(begin)

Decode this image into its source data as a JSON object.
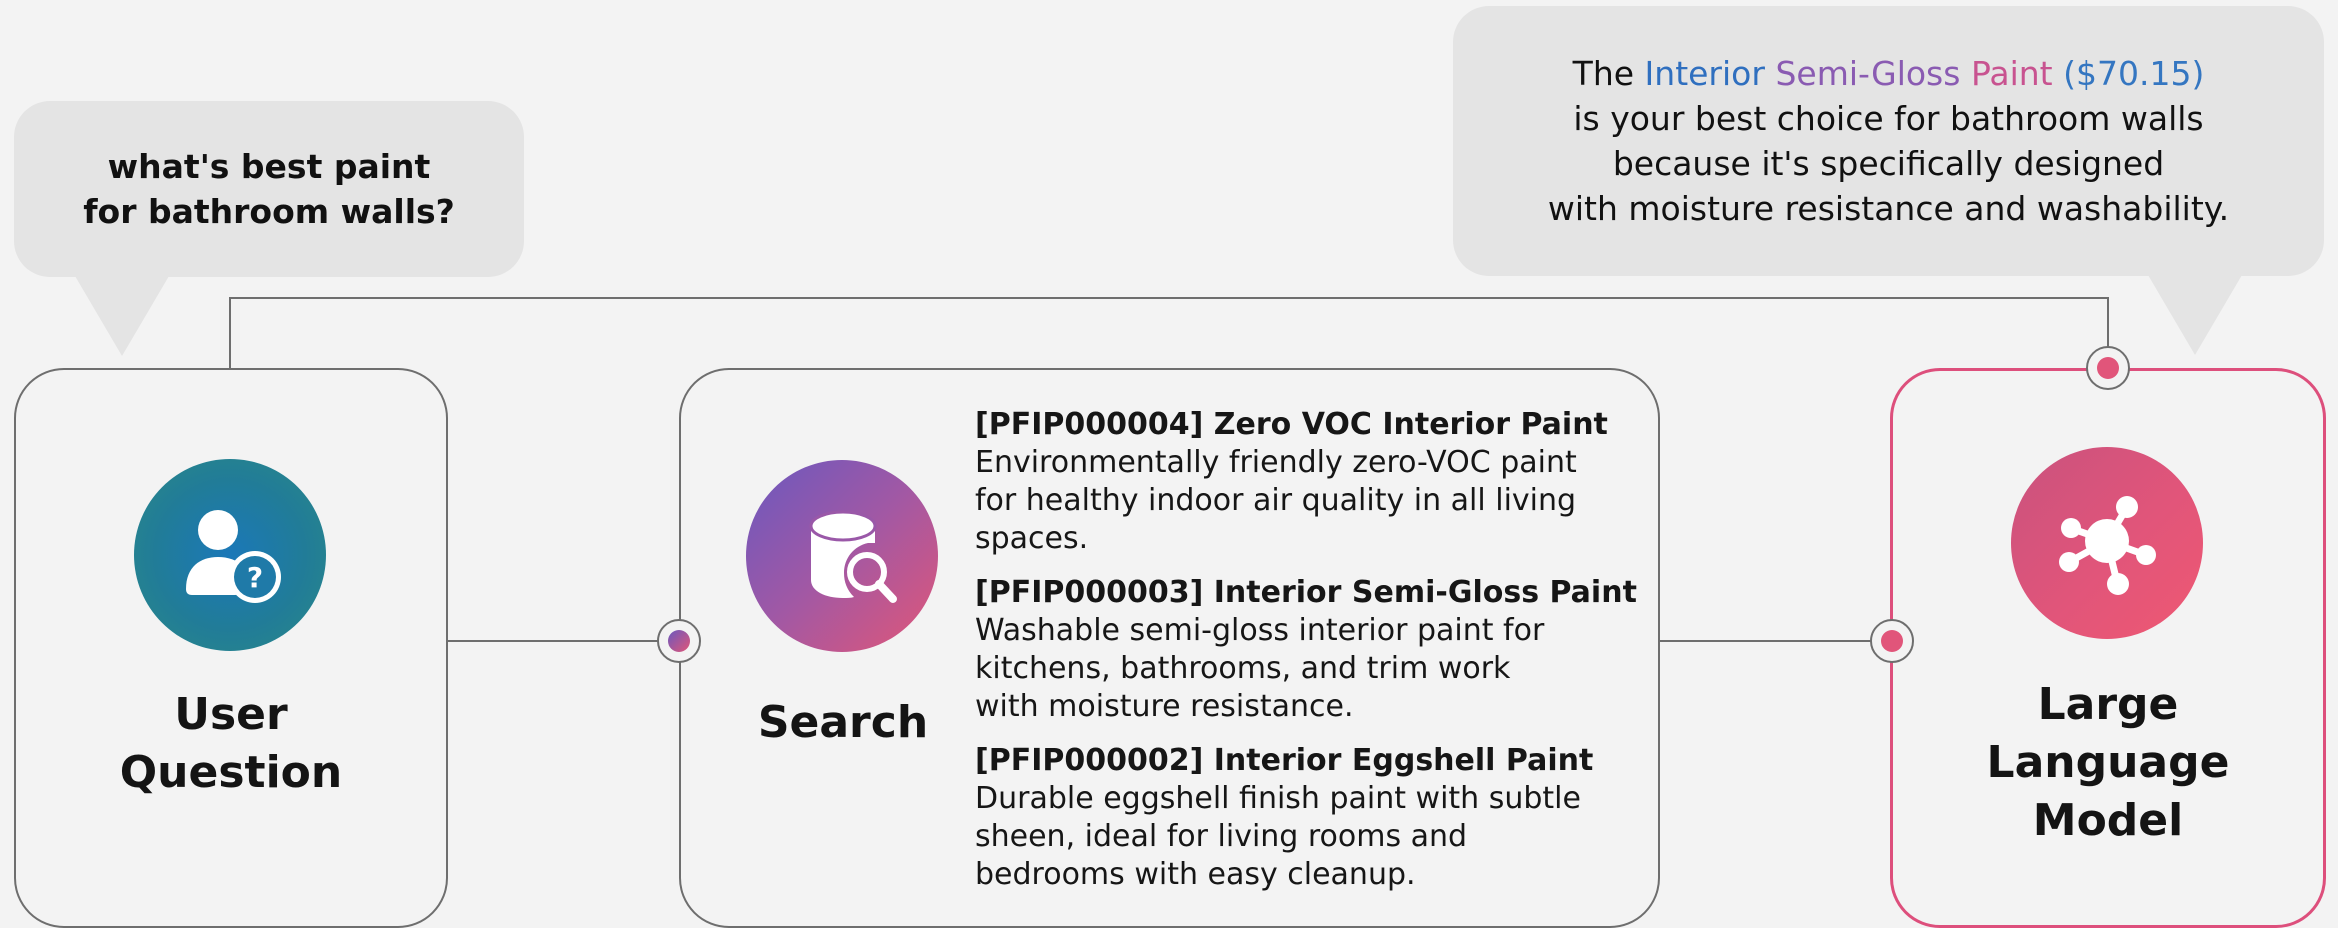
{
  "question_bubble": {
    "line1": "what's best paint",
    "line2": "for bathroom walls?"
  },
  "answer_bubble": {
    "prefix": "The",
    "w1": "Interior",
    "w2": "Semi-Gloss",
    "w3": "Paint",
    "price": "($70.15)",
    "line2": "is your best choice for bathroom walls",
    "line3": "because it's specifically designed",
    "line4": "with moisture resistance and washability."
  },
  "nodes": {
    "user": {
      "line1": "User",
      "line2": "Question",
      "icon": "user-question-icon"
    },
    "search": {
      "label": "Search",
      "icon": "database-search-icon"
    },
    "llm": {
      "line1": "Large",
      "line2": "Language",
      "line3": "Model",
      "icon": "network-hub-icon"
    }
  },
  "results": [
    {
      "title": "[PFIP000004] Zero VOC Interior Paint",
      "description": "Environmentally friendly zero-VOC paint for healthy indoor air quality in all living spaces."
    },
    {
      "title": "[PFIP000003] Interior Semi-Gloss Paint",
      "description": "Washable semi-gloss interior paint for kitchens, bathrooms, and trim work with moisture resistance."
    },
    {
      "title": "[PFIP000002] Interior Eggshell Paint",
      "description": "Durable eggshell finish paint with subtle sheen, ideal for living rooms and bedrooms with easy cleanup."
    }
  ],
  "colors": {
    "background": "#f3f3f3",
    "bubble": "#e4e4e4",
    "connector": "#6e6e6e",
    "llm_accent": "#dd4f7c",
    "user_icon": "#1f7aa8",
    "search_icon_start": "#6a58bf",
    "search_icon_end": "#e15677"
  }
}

(end)

◆ **Written instruction**: Without the pictures, restate all the entries above exactly.

◆ **The reply**:
Decode this image into its source data as a JSON object.
{
  "question_bubble": {
    "line1": "what's best paint",
    "line2": "for bathroom walls?"
  },
  "answer_bubble": {
    "prefix": "The",
    "w1": "Interior",
    "w2": "Semi-Gloss",
    "w3": "Paint",
    "price": "($70.15)",
    "line2": "is your best choice for bathroom walls",
    "line3": "because it's specifically designed",
    "line4": "with moisture resistance and washability."
  },
  "nodes": {
    "user": {
      "line1": "User",
      "line2": "Question",
      "icon": "user-question-icon"
    },
    "search": {
      "label": "Search",
      "icon": "database-search-icon"
    },
    "llm": {
      "line1": "Large",
      "line2": "Language",
      "line3": "Model",
      "icon": "network-hub-icon"
    }
  },
  "results": [
    {
      "title": "[PFIP000004] Zero VOC Interior Paint",
      "description": "Environmentally friendly zero-VOC paint for healthy indoor air quality in all living spaces."
    },
    {
      "title": "[PFIP000003] Interior Semi-Gloss Paint",
      "description": "Washable semi-gloss interior paint for kitchens, bathrooms, and trim work with moisture resistance."
    },
    {
      "title": "[PFIP000002] Interior Eggshell Paint",
      "description": "Durable eggshell finish paint with subtle sheen, ideal for living rooms and bedrooms with easy cleanup."
    }
  ],
  "colors": {
    "background": "#f3f3f3",
    "bubble": "#e4e4e4",
    "connector": "#6e6e6e",
    "llm_accent": "#dd4f7c",
    "user_icon": "#1f7aa8",
    "search_icon_start": "#6a58bf",
    "search_icon_end": "#e15677"
  }
}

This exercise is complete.